**Exercise directions:**
Track down every line below that holds "公亦以此自矜" and copy it.
━━━━━━━━━━━━━━━━━━━━
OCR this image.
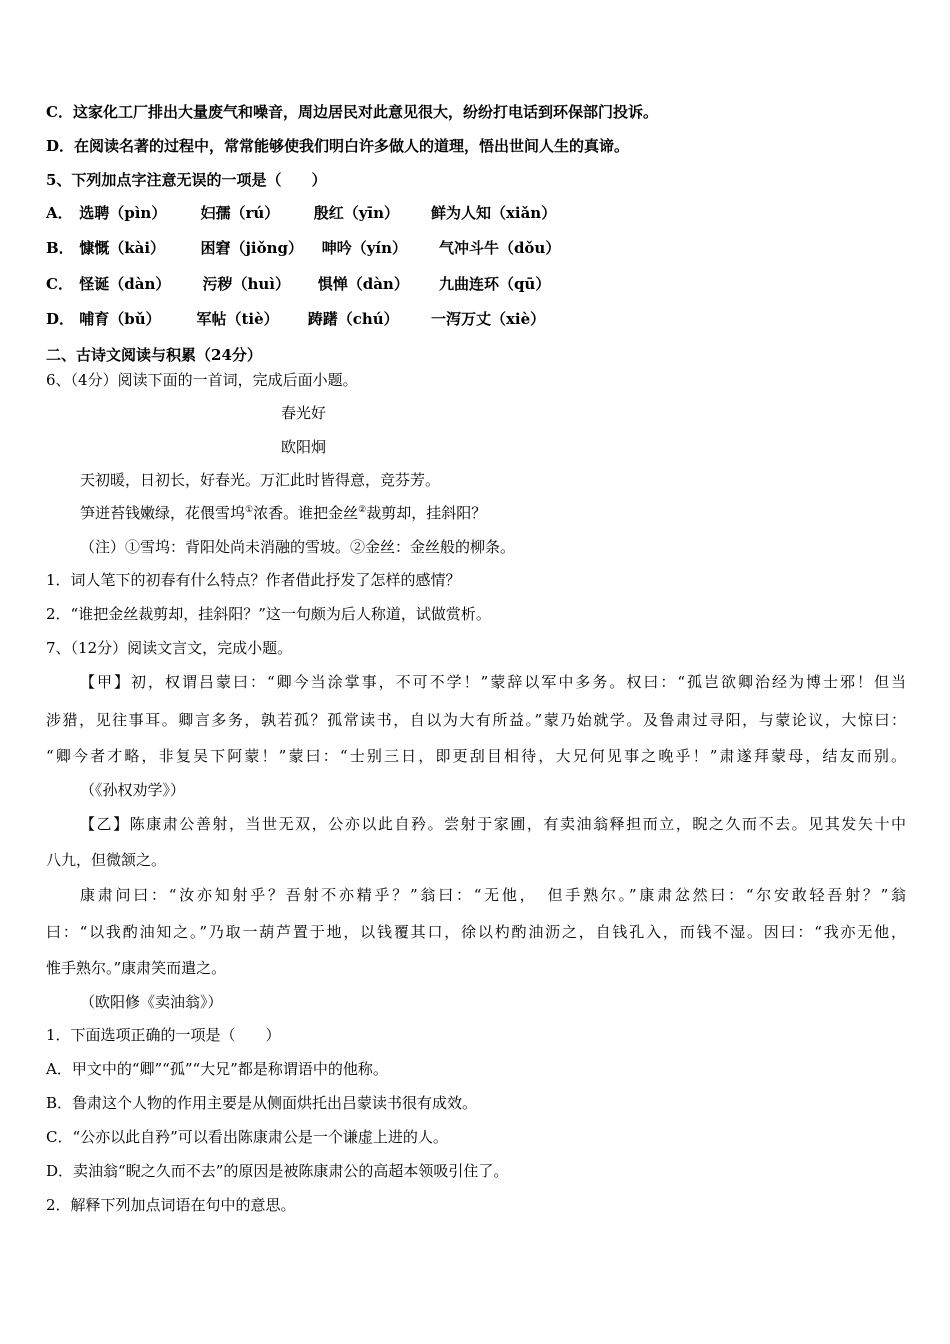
C．这家化工厂排出大量废气和噪音，周边居民对此意见很大，纷纷打电话到环保部门投诉。
D．在阅读名著的过程中，常常能够使我们明白许多做人的道理，悟出世间人生的真谛。
5、下列加点字注意无误的一项是（　　）
A． 选聘（pìn） 妇孺（rú） 殷红（yīn） 鲜为人知（xiǎn）
B． 慷慨（kài） 困窘（jiǒng） 呻吟（yín） 气冲斗牛（dǒu）
C． 怪诞（dàn） 污秽（huì） 惧惮（dàn） 九曲连环（qū）
D． 哺育（bǔ） 军帖（tiè） 踌躇（chú） 一泻万丈（xiè）
二、古诗文阅读与积累（24分）
6、（4分）阅读下面的一首词，完成后面小题。
春光好
欧阳炯
天初暖，日初长，好春光。万汇此时皆得意，竞芬芳。
笋迸苔钱嫩绿，花偎雪坞①浓香。谁把金丝②裁剪却，挂斜阳？
（注）①雪坞：背阳处尚未消融的雪坡。②金丝：金丝般的柳条。
1．词人笔下的初春有什么特点？作者借此抒发了怎样的感情？
2．“谁把金丝裁剪却，挂斜阳？”这一句颇为后人称道，试做赏析。
7、（12分）阅读文言文，完成小题。
【甲】初，权谓吕蒙曰：“卿今当涂掌事，不可不学！”蒙辞以军中多务。权曰：“孤岂欲卿治经为博士邪！但当
涉猎，见往事耳。卿言多务，孰若孤？孤常读书，自以为大有所益。”蒙乃始就学。及鲁肃过寻阳，与蒙论议，大惊曰：
“卿今者才略，非复吴下阿蒙！”蒙曰：“士别三日，即更刮目相待，大兄何见事之晚乎！”肃遂拜蒙母，结友而别。
（《孙权劝学》）
【乙】陈康肃公善射，当世无双，公亦以此自矜。尝射于家圃，有卖油翁释担而立，睨之久而不去。见其发矢十中
八九，但微颔之。
康肃问曰：“汝亦知射乎？吾射不亦精乎？”翁曰：“无他，　但手熟尔。”康肃忿然曰：“尔安敢轻吾射？”翁
曰：“以我酌油知之。”乃取一葫芦置于地，以钱覆其口，徐以杓酌油沥之，自钱孔入，而钱不湿。因曰：“我亦无他，
惟手熟尔。”康肃笑而遣之。
（欧阳修《卖油翁》）
1．下面选项正确的一项是（　　）
A．甲文中的“卿”“孤”“大兄”都是称谓语中的他称。
B．鲁肃这个人物的作用主要是从侧面烘托出吕蒙读书很有成效。
C．“公亦以此自矜”可以看出陈康肃公是一个谦虚上进的人。
D．卖油翁“睨之久而不去”的原因是被陈康肃公的高超本领吸引住了。
2．解释下列加点词语在句中的意思。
━━━━━━━━━━━━━━━━━━━━
**Task answer:**
【乙】陈康肃公善射，当世无双，公亦以此自矜。尝射于家圃，有卖油翁释担而立，睨之久而不去。见其发矢十中
C．“公亦以此自矜”可以看出陈康肃公是一个谦虚上进的人。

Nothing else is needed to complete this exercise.